= EXERCISE AIM =
Look through the lines below, find those with the word "xlabel", and copy them.

= MATERIALS PROVIDED =
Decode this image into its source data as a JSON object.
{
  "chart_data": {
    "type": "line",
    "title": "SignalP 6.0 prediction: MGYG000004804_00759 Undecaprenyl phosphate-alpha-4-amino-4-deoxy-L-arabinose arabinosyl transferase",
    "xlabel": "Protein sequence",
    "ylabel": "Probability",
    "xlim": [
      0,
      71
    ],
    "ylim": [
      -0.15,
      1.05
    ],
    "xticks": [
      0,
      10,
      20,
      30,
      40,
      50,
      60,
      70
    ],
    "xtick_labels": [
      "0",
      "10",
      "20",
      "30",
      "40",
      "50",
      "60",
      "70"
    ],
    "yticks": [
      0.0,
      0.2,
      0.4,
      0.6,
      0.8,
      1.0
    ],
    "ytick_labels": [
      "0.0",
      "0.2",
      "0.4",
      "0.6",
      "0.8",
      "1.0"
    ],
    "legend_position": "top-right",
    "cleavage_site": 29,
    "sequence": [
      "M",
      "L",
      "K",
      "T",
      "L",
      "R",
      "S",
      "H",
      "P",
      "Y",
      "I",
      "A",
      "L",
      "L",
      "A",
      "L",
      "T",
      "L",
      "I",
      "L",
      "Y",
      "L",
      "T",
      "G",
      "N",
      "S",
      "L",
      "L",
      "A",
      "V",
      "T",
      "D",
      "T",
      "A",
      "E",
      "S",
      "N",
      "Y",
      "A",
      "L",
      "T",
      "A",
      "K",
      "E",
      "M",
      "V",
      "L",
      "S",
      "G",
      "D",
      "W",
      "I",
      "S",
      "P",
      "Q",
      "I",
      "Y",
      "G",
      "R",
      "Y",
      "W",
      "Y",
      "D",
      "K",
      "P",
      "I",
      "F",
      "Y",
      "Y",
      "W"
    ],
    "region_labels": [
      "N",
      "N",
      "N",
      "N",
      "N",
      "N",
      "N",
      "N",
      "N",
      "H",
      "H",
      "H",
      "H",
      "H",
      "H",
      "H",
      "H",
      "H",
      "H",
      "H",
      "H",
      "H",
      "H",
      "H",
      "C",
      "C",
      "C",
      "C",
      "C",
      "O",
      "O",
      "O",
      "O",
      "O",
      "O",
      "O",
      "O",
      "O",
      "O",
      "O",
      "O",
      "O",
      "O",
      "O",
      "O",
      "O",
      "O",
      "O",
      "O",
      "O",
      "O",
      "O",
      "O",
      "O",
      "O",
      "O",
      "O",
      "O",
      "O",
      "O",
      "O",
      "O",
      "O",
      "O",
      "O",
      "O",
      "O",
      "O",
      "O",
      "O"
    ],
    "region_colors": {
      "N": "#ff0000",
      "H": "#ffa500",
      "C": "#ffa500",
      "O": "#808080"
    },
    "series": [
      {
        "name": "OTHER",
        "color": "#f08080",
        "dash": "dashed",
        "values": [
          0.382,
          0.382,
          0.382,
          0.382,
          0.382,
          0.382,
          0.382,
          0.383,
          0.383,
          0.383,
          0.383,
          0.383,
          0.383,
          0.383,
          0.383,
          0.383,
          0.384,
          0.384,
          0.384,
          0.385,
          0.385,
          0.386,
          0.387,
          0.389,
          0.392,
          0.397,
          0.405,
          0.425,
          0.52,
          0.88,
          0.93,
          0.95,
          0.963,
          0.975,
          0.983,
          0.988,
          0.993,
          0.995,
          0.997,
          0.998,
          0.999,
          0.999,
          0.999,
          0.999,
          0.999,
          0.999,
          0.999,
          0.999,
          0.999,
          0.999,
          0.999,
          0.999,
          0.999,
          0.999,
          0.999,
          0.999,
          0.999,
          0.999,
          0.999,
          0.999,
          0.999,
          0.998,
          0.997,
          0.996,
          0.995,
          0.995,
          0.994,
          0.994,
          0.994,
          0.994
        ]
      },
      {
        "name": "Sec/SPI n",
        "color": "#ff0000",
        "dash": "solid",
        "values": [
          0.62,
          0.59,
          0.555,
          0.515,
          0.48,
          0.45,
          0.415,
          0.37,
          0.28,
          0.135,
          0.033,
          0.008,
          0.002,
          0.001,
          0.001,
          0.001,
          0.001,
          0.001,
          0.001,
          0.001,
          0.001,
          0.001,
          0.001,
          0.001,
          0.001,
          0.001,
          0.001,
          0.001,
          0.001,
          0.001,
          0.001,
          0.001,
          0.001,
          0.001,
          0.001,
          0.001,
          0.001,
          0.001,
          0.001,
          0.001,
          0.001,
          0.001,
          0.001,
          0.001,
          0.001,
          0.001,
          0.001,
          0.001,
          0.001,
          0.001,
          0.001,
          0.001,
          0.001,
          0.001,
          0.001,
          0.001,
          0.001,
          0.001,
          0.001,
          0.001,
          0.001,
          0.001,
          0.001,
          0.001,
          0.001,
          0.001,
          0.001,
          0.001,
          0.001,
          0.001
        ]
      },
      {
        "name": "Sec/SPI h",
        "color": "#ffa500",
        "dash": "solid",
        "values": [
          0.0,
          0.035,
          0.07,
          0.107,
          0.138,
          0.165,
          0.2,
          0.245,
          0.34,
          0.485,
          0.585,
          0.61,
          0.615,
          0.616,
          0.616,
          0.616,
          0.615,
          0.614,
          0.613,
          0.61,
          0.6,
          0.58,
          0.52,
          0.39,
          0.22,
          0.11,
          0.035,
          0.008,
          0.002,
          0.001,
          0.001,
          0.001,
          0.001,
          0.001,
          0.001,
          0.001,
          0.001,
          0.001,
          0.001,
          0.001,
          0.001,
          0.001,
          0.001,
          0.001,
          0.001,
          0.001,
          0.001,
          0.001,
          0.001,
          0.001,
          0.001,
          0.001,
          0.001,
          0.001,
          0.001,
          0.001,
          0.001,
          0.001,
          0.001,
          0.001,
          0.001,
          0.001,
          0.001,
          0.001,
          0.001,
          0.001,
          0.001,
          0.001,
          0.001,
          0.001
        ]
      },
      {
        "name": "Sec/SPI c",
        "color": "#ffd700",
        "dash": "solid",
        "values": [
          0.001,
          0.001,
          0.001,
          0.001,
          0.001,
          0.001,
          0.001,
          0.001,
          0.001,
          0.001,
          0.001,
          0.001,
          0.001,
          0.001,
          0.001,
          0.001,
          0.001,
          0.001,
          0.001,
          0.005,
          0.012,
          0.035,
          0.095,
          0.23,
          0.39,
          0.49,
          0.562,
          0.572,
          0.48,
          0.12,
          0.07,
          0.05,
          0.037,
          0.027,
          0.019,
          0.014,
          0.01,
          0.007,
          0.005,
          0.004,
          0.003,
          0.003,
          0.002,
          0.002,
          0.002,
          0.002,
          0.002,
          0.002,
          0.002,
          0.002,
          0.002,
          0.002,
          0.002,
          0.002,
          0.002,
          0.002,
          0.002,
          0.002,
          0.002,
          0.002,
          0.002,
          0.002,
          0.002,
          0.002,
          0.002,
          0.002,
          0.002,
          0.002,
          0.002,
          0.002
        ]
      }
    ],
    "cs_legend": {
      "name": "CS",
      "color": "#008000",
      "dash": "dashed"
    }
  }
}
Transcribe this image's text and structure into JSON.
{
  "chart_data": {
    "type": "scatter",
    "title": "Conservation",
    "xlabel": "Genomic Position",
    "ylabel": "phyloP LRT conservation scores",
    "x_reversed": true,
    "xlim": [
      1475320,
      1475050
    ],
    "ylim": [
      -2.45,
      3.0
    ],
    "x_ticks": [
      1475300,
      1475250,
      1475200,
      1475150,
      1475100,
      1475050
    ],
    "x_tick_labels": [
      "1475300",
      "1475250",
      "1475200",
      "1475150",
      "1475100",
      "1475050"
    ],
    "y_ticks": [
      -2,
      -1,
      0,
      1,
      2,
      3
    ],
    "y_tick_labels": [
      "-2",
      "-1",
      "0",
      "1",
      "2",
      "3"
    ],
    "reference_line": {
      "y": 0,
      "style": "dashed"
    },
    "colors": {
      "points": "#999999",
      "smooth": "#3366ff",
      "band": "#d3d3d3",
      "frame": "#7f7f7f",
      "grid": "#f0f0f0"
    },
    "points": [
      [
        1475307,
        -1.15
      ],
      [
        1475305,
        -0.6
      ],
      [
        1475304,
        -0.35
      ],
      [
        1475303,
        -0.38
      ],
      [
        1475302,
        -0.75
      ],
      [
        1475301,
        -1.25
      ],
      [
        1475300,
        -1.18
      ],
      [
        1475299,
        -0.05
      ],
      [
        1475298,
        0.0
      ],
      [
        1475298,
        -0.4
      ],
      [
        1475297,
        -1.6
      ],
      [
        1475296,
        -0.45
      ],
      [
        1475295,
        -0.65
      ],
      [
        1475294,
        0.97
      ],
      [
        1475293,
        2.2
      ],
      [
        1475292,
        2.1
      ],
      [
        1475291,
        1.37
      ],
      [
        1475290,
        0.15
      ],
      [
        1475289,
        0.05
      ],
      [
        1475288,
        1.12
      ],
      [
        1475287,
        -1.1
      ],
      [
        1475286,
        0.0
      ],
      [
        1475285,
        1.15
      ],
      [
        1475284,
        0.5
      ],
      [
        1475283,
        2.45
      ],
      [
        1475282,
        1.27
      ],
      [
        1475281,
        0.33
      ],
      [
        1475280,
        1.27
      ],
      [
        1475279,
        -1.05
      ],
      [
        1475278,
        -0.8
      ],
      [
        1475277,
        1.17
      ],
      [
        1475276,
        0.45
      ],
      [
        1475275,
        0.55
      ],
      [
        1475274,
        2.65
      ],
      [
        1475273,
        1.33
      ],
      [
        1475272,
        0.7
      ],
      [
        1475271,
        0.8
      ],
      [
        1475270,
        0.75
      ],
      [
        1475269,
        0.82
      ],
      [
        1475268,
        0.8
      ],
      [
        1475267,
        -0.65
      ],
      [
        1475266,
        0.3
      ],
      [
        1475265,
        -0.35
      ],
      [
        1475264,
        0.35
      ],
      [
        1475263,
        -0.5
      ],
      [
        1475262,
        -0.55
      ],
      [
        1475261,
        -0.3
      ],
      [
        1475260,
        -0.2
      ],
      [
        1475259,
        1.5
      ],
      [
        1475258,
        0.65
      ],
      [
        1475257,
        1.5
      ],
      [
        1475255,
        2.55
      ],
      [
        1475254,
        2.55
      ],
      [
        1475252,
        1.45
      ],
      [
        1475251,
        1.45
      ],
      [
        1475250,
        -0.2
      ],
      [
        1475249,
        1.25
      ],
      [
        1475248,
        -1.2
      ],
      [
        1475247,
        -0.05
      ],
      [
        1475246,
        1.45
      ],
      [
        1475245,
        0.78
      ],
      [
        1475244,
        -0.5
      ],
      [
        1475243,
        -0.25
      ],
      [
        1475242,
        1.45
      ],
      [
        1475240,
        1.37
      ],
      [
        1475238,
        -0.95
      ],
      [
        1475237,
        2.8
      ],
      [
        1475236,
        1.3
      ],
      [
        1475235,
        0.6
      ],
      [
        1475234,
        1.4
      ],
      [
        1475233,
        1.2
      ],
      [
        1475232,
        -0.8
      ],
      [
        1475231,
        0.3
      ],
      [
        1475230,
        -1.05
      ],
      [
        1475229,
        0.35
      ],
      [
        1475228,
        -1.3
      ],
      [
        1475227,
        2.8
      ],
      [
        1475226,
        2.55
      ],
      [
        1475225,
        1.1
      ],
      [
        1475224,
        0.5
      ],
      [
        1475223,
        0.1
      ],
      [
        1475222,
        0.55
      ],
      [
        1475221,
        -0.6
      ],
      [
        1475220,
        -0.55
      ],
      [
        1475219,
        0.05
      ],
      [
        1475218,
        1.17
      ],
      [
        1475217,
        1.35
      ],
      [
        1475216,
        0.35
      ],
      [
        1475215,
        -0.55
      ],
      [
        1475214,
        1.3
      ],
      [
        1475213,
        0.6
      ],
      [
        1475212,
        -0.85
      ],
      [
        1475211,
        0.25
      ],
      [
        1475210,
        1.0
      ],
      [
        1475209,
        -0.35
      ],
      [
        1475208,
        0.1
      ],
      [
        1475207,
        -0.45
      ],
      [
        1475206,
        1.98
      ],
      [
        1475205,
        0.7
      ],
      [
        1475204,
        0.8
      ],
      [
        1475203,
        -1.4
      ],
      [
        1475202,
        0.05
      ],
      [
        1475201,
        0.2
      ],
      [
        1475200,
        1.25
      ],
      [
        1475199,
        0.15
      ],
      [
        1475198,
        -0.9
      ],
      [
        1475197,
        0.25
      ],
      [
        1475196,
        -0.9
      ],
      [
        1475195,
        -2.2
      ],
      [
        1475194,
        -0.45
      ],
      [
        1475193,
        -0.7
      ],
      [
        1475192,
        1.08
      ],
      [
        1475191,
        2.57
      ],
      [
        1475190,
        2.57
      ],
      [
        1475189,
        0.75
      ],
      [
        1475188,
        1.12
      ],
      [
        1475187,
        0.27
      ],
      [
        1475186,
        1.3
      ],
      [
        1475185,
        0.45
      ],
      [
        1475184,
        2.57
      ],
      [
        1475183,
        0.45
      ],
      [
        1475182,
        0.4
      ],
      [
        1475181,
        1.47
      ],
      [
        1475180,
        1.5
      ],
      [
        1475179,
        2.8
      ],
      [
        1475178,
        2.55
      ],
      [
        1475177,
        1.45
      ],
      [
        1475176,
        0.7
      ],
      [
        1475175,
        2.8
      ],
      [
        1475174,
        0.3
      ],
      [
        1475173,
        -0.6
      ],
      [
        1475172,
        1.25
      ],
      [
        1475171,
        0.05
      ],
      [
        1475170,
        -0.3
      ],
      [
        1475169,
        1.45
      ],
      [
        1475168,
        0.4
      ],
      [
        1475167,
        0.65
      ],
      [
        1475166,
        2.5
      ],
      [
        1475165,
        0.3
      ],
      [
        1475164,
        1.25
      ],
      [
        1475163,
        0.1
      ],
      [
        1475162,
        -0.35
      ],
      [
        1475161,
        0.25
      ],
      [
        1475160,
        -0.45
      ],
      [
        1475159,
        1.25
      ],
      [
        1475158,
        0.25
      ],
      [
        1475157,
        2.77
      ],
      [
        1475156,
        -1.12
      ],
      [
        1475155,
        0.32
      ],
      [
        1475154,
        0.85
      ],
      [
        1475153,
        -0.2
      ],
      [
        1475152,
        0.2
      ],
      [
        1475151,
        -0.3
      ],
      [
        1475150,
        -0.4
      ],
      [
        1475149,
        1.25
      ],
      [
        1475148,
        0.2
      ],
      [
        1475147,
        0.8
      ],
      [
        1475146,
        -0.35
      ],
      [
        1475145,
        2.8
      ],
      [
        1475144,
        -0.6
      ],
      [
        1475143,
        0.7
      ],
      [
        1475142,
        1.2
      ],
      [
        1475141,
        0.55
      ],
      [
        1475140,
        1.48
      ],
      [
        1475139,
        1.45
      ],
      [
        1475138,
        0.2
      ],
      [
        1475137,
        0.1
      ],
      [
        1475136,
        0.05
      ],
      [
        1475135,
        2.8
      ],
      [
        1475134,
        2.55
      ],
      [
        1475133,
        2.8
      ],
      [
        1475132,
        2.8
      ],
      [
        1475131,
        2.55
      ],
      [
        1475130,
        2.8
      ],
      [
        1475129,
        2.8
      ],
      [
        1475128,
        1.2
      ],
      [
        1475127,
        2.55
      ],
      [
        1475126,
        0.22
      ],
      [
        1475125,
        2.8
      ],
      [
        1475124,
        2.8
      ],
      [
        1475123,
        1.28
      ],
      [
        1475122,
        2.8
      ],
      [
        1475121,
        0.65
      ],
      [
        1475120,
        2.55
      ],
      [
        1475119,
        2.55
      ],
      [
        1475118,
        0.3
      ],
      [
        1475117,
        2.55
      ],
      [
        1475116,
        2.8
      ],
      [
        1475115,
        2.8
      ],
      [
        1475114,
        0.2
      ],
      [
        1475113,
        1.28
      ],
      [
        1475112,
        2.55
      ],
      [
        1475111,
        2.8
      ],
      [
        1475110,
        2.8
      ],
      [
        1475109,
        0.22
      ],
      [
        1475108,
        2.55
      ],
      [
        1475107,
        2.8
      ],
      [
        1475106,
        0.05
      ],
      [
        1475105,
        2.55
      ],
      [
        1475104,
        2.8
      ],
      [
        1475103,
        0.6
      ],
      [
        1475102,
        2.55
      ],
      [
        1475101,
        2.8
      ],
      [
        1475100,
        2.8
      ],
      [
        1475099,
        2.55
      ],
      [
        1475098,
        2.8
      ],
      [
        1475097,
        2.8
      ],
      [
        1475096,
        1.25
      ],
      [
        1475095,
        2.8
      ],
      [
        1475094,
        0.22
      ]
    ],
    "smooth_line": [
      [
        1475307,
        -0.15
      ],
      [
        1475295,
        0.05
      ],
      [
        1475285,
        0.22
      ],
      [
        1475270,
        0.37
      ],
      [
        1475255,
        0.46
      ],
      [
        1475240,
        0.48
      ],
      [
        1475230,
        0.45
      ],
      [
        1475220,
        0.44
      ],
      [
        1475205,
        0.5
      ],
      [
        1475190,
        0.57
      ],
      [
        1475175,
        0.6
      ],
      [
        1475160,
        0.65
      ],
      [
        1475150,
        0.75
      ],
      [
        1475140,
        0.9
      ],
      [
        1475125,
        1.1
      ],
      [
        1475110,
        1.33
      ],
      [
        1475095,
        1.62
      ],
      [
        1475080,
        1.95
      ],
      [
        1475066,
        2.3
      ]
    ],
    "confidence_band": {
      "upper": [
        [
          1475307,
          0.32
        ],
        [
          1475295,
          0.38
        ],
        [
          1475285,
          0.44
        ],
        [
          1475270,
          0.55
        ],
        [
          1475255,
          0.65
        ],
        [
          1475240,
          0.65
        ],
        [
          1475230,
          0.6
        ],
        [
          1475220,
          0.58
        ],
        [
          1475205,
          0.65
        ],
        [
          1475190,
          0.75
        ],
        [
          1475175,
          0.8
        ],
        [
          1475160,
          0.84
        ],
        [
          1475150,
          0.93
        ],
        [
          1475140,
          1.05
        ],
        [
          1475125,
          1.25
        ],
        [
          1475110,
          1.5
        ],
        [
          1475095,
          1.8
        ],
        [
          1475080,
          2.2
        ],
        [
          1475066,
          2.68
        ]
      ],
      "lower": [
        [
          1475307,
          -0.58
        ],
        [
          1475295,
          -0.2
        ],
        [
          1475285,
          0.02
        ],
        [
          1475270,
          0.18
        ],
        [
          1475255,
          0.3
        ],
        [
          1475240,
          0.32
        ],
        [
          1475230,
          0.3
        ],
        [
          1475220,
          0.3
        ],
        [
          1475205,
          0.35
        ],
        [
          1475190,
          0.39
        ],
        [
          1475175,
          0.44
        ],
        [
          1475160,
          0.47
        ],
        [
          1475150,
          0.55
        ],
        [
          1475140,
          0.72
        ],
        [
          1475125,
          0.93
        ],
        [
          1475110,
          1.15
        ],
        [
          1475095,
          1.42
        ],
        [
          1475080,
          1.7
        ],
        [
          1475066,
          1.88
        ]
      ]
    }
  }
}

= FINISHED TASK =
    "xlabel": "Protein sequence",
    "xlabel": "Genomic Position",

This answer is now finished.